Every line holding the string "муниципальных" should be gathered.

§ **Given records**:
◇ ◇ ◇ ◇

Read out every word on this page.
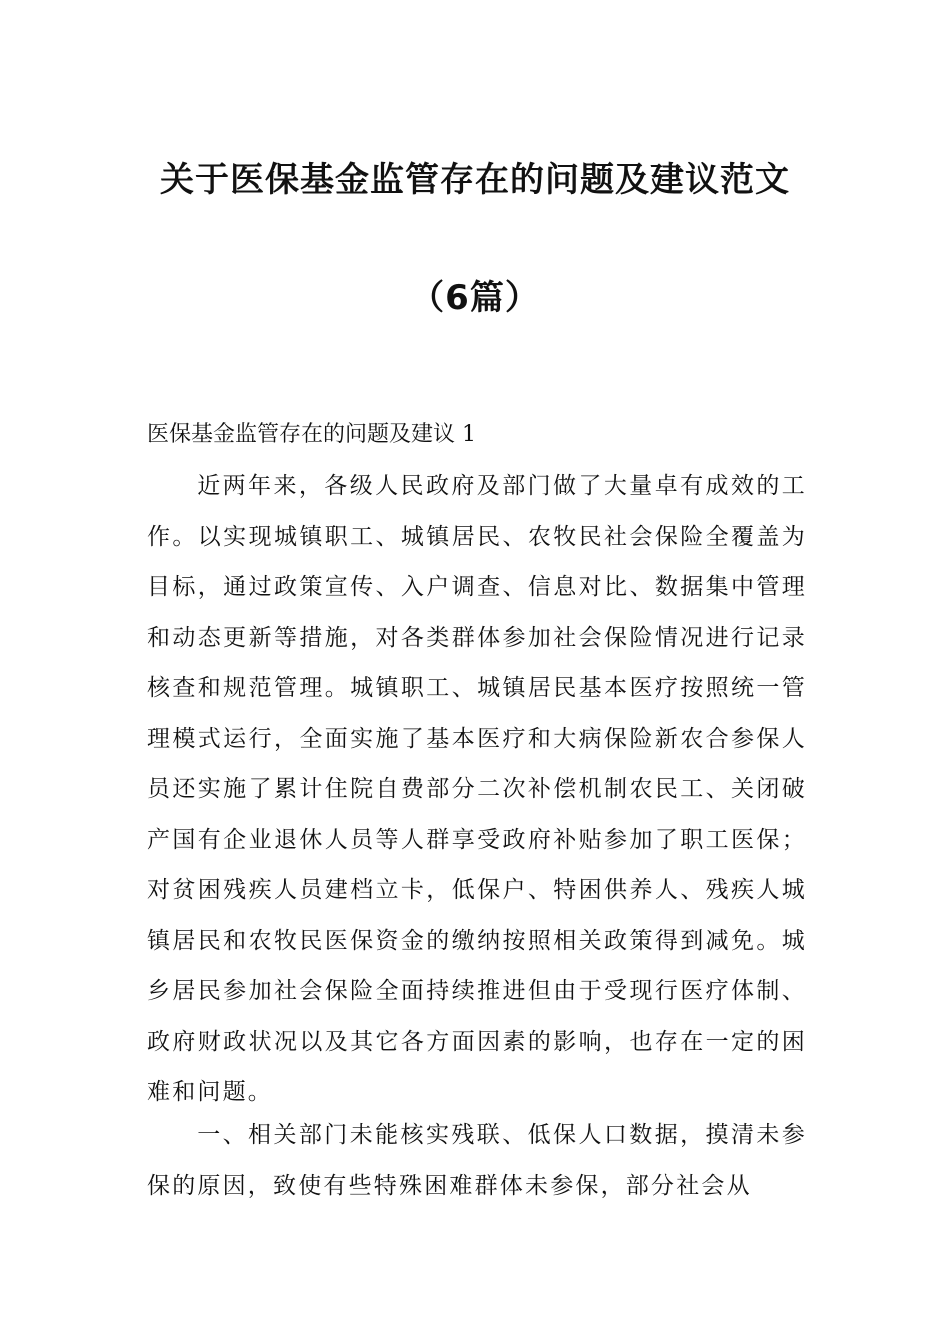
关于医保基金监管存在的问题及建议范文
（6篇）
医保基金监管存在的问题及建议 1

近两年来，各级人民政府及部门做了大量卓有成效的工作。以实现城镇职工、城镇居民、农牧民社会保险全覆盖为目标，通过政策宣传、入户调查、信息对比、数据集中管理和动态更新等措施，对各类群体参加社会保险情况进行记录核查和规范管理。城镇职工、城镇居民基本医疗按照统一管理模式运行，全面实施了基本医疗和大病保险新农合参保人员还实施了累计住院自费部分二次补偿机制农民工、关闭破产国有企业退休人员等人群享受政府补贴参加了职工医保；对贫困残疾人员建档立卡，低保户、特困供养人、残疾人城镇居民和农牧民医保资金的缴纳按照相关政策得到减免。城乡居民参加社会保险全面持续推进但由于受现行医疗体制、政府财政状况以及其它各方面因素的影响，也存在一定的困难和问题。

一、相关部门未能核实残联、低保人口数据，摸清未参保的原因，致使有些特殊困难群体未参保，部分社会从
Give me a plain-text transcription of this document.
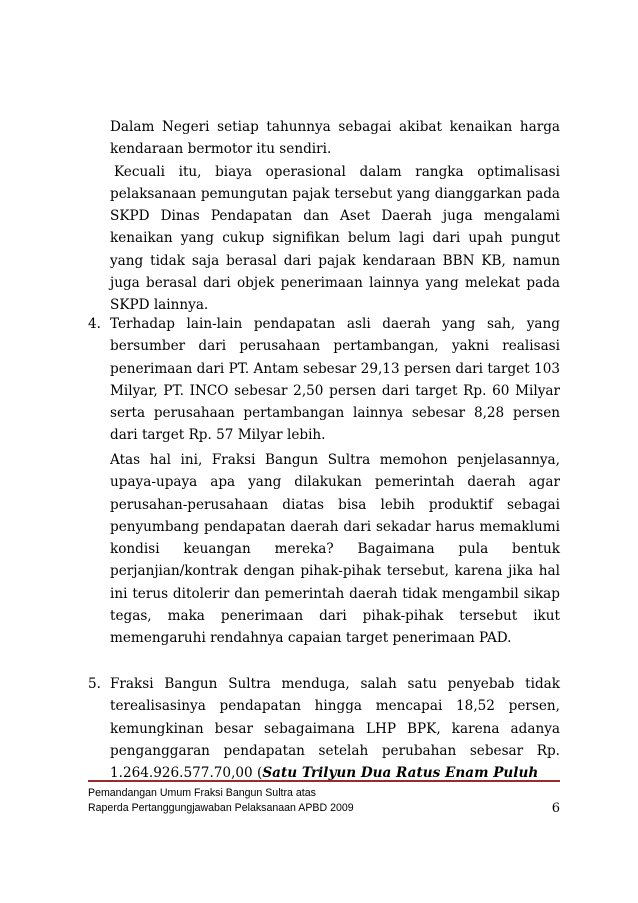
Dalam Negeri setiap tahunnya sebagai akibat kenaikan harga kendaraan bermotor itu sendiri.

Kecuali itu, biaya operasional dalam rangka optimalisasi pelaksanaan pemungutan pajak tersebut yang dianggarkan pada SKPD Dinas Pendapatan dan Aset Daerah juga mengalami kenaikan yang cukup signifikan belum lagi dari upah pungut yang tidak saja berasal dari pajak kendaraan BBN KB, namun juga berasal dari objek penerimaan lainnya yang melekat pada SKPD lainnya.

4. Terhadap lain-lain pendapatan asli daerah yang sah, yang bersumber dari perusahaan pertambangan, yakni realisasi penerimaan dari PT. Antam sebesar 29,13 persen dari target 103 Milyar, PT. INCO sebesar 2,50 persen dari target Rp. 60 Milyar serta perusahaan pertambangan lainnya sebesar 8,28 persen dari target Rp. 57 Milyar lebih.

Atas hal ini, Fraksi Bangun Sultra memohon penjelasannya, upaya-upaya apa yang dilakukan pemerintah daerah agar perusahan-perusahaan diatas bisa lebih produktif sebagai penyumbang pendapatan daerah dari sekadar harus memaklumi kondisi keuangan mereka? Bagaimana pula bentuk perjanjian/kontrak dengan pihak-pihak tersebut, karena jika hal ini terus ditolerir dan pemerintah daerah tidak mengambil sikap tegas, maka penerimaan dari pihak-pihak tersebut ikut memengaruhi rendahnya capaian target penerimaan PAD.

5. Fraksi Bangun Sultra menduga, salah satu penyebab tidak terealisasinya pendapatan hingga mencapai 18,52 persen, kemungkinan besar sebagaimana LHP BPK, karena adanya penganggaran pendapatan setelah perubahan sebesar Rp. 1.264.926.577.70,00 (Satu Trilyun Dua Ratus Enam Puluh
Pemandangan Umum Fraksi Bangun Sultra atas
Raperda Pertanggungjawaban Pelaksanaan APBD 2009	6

◇ ◇ ◇ ◇

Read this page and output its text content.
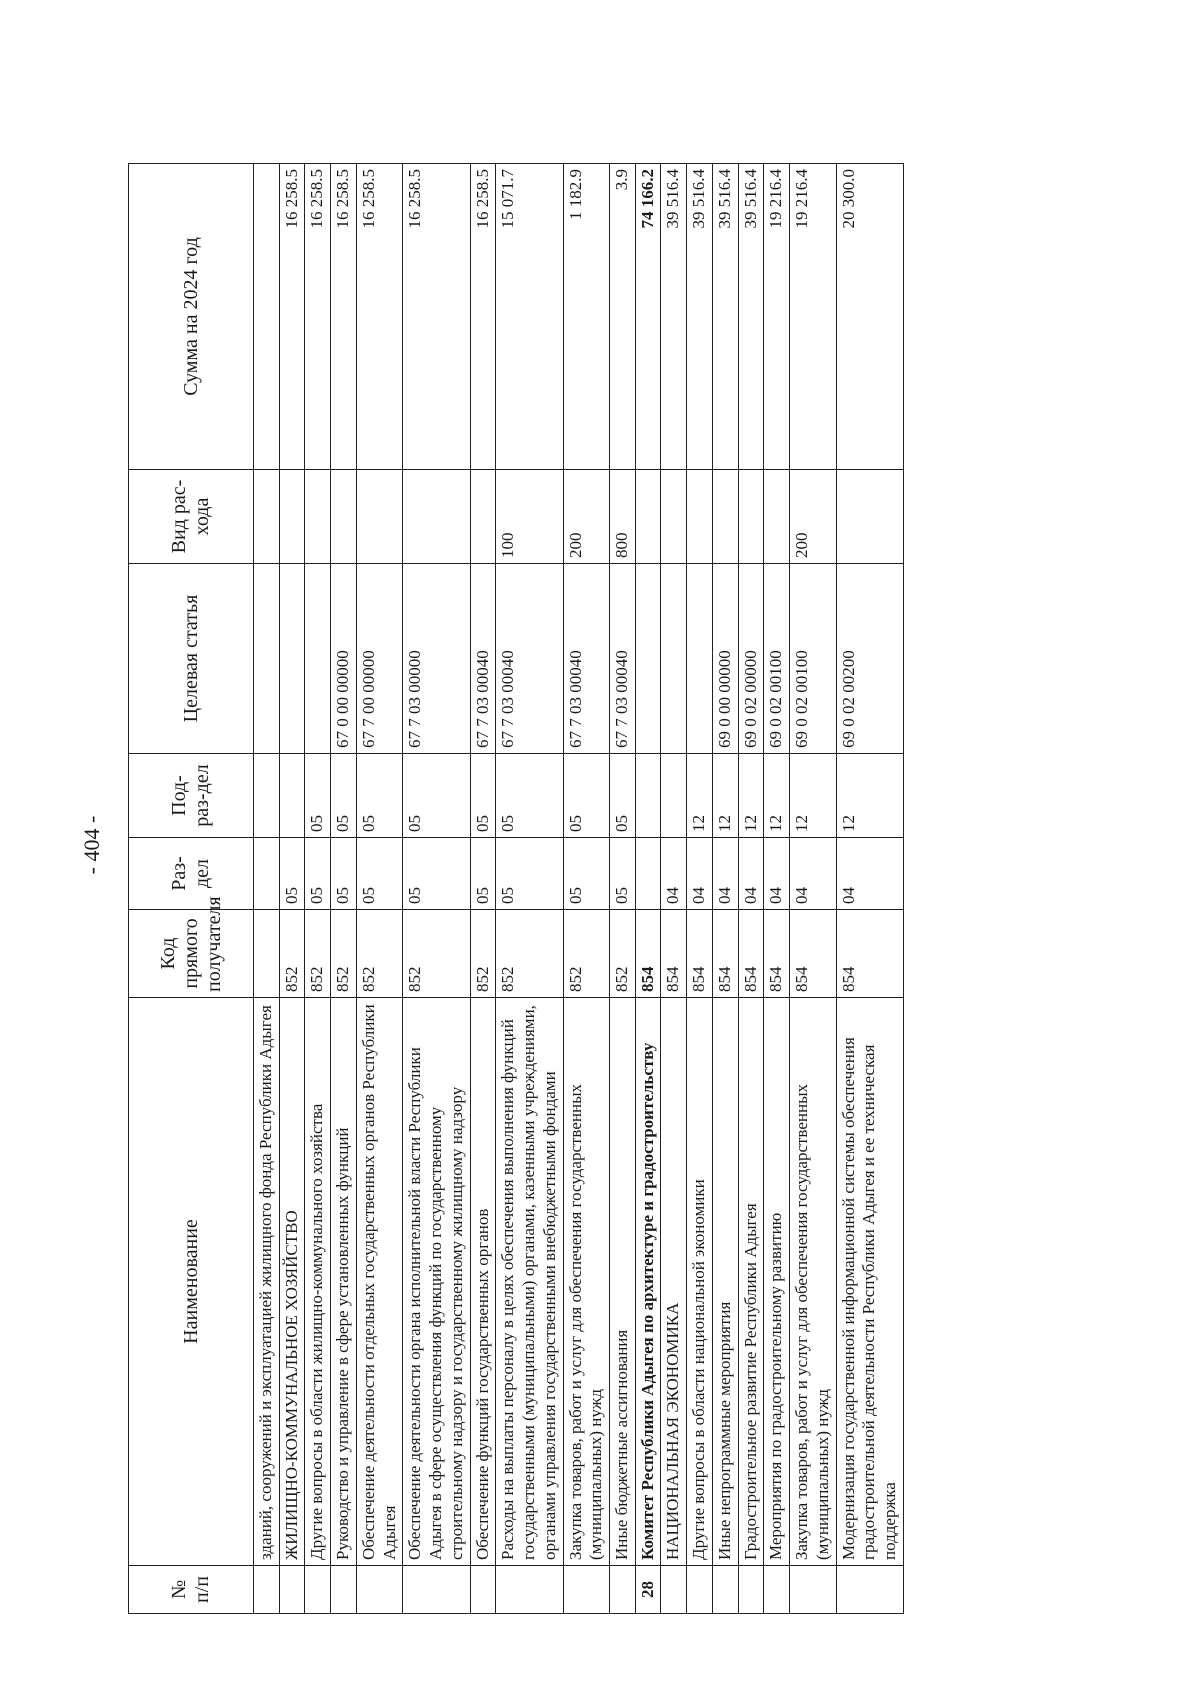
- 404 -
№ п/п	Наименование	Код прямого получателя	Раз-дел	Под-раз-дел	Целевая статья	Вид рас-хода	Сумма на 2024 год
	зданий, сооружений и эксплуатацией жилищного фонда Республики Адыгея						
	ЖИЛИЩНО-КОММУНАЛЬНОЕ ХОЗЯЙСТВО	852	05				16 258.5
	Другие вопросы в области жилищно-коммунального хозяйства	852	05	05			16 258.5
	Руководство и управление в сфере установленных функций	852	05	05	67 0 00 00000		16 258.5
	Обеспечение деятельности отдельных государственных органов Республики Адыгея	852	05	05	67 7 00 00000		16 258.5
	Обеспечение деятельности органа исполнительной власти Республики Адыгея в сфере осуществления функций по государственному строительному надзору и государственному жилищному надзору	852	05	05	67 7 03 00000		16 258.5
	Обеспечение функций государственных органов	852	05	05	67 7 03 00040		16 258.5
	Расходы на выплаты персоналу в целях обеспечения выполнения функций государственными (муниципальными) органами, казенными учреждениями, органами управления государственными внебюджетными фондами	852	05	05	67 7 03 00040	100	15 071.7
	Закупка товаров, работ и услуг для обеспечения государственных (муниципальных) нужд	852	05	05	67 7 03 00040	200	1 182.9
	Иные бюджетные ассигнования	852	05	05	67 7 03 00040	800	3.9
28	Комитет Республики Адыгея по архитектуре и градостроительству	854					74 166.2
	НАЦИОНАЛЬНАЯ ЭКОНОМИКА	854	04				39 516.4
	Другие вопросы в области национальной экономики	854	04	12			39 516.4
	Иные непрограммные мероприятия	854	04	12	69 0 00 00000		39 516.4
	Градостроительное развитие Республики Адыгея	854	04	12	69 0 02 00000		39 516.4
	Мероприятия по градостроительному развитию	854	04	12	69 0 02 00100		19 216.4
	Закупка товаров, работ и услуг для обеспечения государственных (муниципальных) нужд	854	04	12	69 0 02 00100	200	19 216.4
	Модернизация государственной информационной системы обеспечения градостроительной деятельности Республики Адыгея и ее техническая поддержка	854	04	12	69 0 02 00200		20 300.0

◇ ◇ ◇ ◇

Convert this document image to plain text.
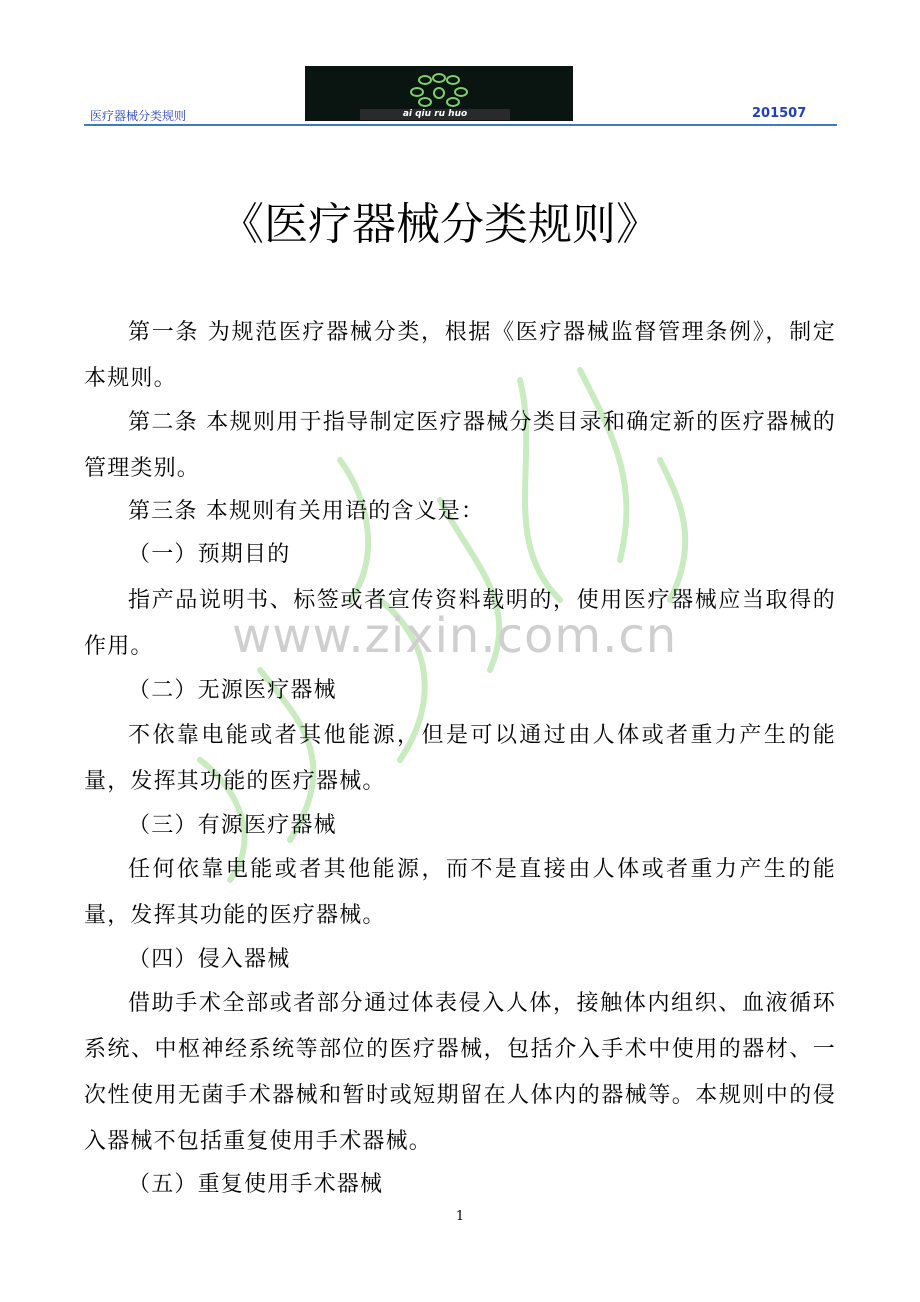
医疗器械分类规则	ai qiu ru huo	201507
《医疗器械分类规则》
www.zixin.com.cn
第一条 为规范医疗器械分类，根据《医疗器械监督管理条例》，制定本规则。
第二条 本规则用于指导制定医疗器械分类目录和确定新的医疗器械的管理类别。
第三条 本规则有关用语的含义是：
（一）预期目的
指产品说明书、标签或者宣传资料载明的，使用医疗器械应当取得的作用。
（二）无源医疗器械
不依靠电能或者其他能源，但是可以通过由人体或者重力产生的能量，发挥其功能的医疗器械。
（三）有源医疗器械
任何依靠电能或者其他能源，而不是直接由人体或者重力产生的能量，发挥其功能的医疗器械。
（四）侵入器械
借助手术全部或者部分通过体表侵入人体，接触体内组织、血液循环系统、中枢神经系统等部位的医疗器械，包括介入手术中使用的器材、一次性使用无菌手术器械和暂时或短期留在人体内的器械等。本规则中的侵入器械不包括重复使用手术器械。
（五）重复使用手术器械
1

◇ ◇ ◇ ◇

§ **Exercise answer**:
	Закупка товаров, работ и услуг для обеспечения государственных (муниципальных) нужд	852	05	05	67 7 03 00040	200	1 182.9
	Закупка товаров, работ и услуг для обеспечения государственных (муниципальных) нужд	854	04	12	69 0 02 00100	200	19 216.4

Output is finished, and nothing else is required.